### Challenge
Present every line of each listing below as a numbered list, omitting blank lines and leaving the pictures out of your answer.

### Record extracts
»»

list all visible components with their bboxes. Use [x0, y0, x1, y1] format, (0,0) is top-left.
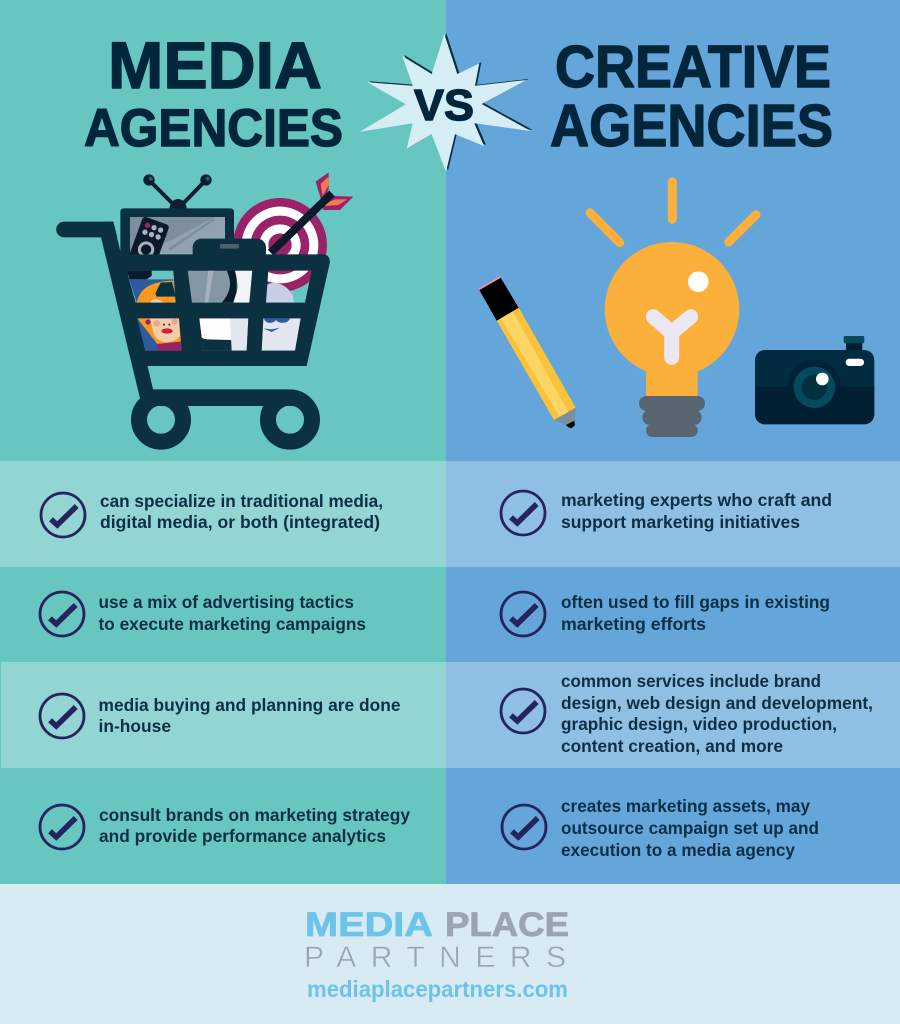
- logo: media place partners: PARTNERS: [304, 941, 566, 974]
- icon: check mark: [502, 805, 546, 849]
- heading: creative agencies: CREATIVE: [555, 34, 831, 100]
- footer panel: [0, 884, 900, 1024]
- bulb highlight: [688, 271, 709, 292]
- panel: creative row 3: [446, 662, 900, 768]
- text: media point 1: [100, 491, 383, 532]
- text: media point 1: can specialize in traditional media,: [100, 491, 383, 511]
- icon: target with arrow: [233, 172, 353, 292]
- badge: versus starburst: [360, 33, 533, 172]
- icon: check mark: [501, 689, 545, 733]
- illustration: shopping cart filled with media: [56, 172, 353, 442]
- panel: media row 2: [0, 567, 446, 662]
- text: creative point 4: creates marketing assets, may: [561, 796, 810, 816]
- panel: media row 4: [0, 768, 446, 884]
- panel: media agencies background: [0, 0, 446, 884]
- cart window contents, row two: portrait: [137, 318, 182, 351]
- text: media point 1: digital media, or both (integrated): [100, 512, 380, 532]
- text: creative point 3: graphic design, video production,: [561, 714, 837, 734]
- icon: smartphone: [193, 239, 266, 272]
- text: media point 2: [98, 592, 366, 634]
- logo: media place partners: [304, 906, 569, 974]
- icon: check mark: [41, 493, 85, 537]
- text: creative point 1: support marketing initiatives: [561, 512, 800, 532]
- panel: creative row 4: [446, 768, 900, 884]
- text: website: mediaplacepartners.com: [307, 976, 568, 1002]
- icon: right cart wheel: [268, 398, 312, 442]
- text: media point 4: and provide performance analytics: [99, 826, 386, 846]
- icon: check mark: [40, 694, 84, 738]
- illustration: pencil: [478, 276, 576, 428]
- icon: television: [120, 174, 234, 275]
- text: creative point 4: [561, 796, 819, 860]
- heading: media agencies: AGENCIES: [84, 99, 343, 158]
- icon: remote control: [124, 216, 170, 279]
- text: media point 4: [99, 805, 410, 846]
- icon: left cart wheel: [139, 398, 183, 442]
- text: media point 3: in-house: [98, 716, 171, 736]
- panel: creative row 1: [446, 461, 900, 567]
- text: creative point 4: outsource campaign set up and: [561, 818, 819, 838]
- text: creative point 3: [561, 671, 873, 756]
- icon: check mark: [40, 592, 84, 636]
- cart window contents, row two: paper and megaphone: [199, 318, 301, 351]
- panel: media row 3: [1, 662, 446, 768]
- bulb base: [639, 396, 705, 437]
- text: creative point 4: execution to a media agency: [561, 840, 795, 860]
- text: creative point 2: often used to fill gaps in existing: [561, 592, 830, 612]
- panel: media row 1: [0, 461, 446, 567]
- icon: check mark: [501, 491, 545, 535]
- bulb rays: [590, 182, 756, 243]
- illustration: light bulb: [590, 182, 756, 437]
- cart frame: [56, 222, 330, 442]
- icon: check mark: [40, 805, 84, 849]
- bulb glass: [605, 242, 739, 398]
- heading: creative agencies: AGENCIES: [550, 93, 833, 159]
- text: creative point 3: design, web design and development,: [561, 693, 873, 713]
- text: creative point 1: marketing experts who craft and: [561, 490, 832, 510]
- heading: media agencies: MEDIA: [108, 28, 322, 102]
- heading: media agencies: [84, 28, 343, 158]
- illustration: camera: [755, 336, 874, 424]
- badge: versus starburst: VS: [414, 81, 474, 130]
- icon: check mark: [501, 592, 545, 636]
- logo: media place partners: MEDIA: [305, 906, 433, 944]
- text: media point 2: use a mix of advertising tactics: [98, 592, 354, 612]
- bulb filament: [653, 317, 691, 357]
- text: media point 3: [98, 695, 401, 736]
- cart window contents, row one: [127, 271, 294, 303]
- text: media point 3: media buying and planning are done: [98, 695, 401, 715]
- text: media point 4: consult brands on marketing strategy: [99, 805, 410, 825]
- text: creative point 2: marketing efforts: [561, 614, 706, 634]
- panel: creative agencies background: [446, 0, 900, 884]
- panel: creative row 2: [446, 567, 900, 662]
- text: creative point 1: [561, 490, 832, 532]
- heading: creative agencies: [550, 34, 833, 159]
- text: creative point 3: content creation, and more: [561, 736, 783, 756]
- logo: media place partners: PLACE: [445, 906, 569, 944]
- text: creative point 2: [561, 592, 830, 634]
- text: creative point 3: common services include brand: [561, 671, 821, 691]
- text: media point 2: to execute marketing campaigns: [98, 614, 366, 634]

««

### Task solution
1. list all visible components with their bboxes. Use [x0, y0, x1, y1] format, (0,0) is top-left.
2. - logo: media place partners: PARTNERS: [304, 941, 566, 974]
3. - icon: check mark: [502, 805, 546, 849]
4. - heading: creative agencies: CREATIVE: [555, 34, 831, 100]
5. - footer panel: [0, 884, 900, 1024]
6. - bulb highlight: [688, 271, 709, 292]
7. - panel: creative row 3: [446, 662, 900, 768]
8. - text: media point 1: [100, 491, 383, 532]
9. - text: media point 1: can specialize in traditional media,: [100, 491, 383, 511]
10. - icon: target with arrow: [233, 172, 353, 292]
11. - badge: versus starburst: [360, 33, 533, 172]
12. - icon: check mark: [501, 689, 545, 733]
13. - illustration: shopping cart filled with media: [56, 172, 353, 442]
14. - panel: media row 2: [0, 567, 446, 662]
15. - text: creative point 4: creates marketing assets, may: [561, 796, 810, 816]
16. - panel: media row 4: [0, 768, 446, 884]
17. - panel: media agencies background: [0, 0, 446, 884]
18. - cart window contents, row two: portrait: [137, 318, 182, 351]
19. - text: media point 1: digital media, or both (integrated): [100, 512, 380, 532]
20. - text: creative point 3: graphic design, video production,: [561, 714, 837, 734]
21. - icon: smartphone: [193, 239, 266, 272]
22. - text: media point 2: [98, 592, 366, 634]
23. - logo: media place partners: [304, 906, 569, 974]
24. - icon: check mark: [41, 493, 85, 537]
25. - text: creative point 1: support marketing initiatives: [561, 512, 800, 532]
26. - panel: creative row 4: [446, 768, 900, 884]
27. - text: website: mediaplacepartners.com: [307, 976, 568, 1002]
28. - icon: right cart wheel: [268, 398, 312, 442]
29. - text: media point 4: and provide performance analytics: [99, 826, 386, 846]
30. - icon: check mark: [40, 694, 84, 738]
31. - illustration: pencil: [478, 276, 576, 428]
32. - icon: television: [120, 174, 234, 275]
33. - text: creative point 4: [561, 796, 819, 860]
34. - heading: media agencies: AGENCIES: [84, 99, 343, 158]
35. - icon: remote control: [124, 216, 170, 279]
36. - text: media point 4: [99, 805, 410, 846]
37. - icon: left cart wheel: [139, 398, 183, 442]
38. - text: media point 3: in-house: [98, 716, 171, 736]
39. - panel: creative row 1: [446, 461, 900, 567]
40. - text: creative point 4: outsource campaign set up and: [561, 818, 819, 838]
41. - text: creative point 3: [561, 671, 873, 756]
42. - icon: check mark: [40, 592, 84, 636]
43. - cart window contents, row two: paper and megaphone: [199, 318, 301, 351]
44. - panel: media row 3: [1, 662, 446, 768]
45. - bulb base: [639, 396, 705, 437]
46. - text: creative point 4: execution to a media agency: [561, 840, 795, 860]
47. - text: creative point 2: often used to fill gaps in existing: [561, 592, 830, 612]
48. - panel: media row 1: [0, 461, 446, 567]
49. - icon: check mark: [501, 491, 545, 535]
50. - bulb rays: [590, 182, 756, 243]
51. - illustration: light bulb: [590, 182, 756, 437]
52. - cart frame: [56, 222, 330, 442]
53. - icon: check mark: [40, 805, 84, 849]
54. - bulb glass: [605, 242, 739, 398]
55. - heading: creative agencies: AGENCIES: [550, 93, 833, 159]
56. - text: creative point 3: design, web design and development,: [561, 693, 873, 713]
57. - text: creative point 1: marketing experts who craft and: [561, 490, 832, 510]
58. - heading: media agencies: MEDIA: [108, 28, 322, 102]
59. - heading: media agencies: [84, 28, 343, 158]
60. - illustration: camera: [755, 336, 874, 424]
61. - badge: versus starburst: VS: [414, 81, 474, 130]
62. - icon: check mark: [501, 592, 545, 636]
63. - logo: media place partners: MEDIA: [305, 906, 433, 944]
64. - text: media point 2: use a mix of advertising tactics: [98, 592, 354, 612]
65. - bulb filament: [653, 317, 691, 357]
66. - text: media point 3: [98, 695, 401, 736]
67. - cart window contents, row one: [127, 271, 294, 303]
68. - text: media point 3: media buying and planning are done: [98, 695, 401, 715]
69. - text: media point 4: consult brands on marketing strategy: [99, 805, 410, 825]
70. - text: creative point 2: marketing efforts: [561, 614, 706, 634]
71. - panel: creative agencies background: [446, 0, 900, 884]
72. - panel: creative row 2: [446, 567, 900, 662]
73. - text: creative point 1: [561, 490, 832, 532]
74. - heading: creative agencies: [550, 34, 833, 159]
75. - text: creative point 3: content creation, and more: [561, 736, 783, 756]
76. - logo: media place partners: PLACE: [445, 906, 569, 944]
77. - text: creative point 2: [561, 592, 830, 634]
78. - text: creative point 3: common services include brand: [561, 671, 821, 691]
79. - text: media point 2: to execute marketing campaigns: [98, 614, 366, 634]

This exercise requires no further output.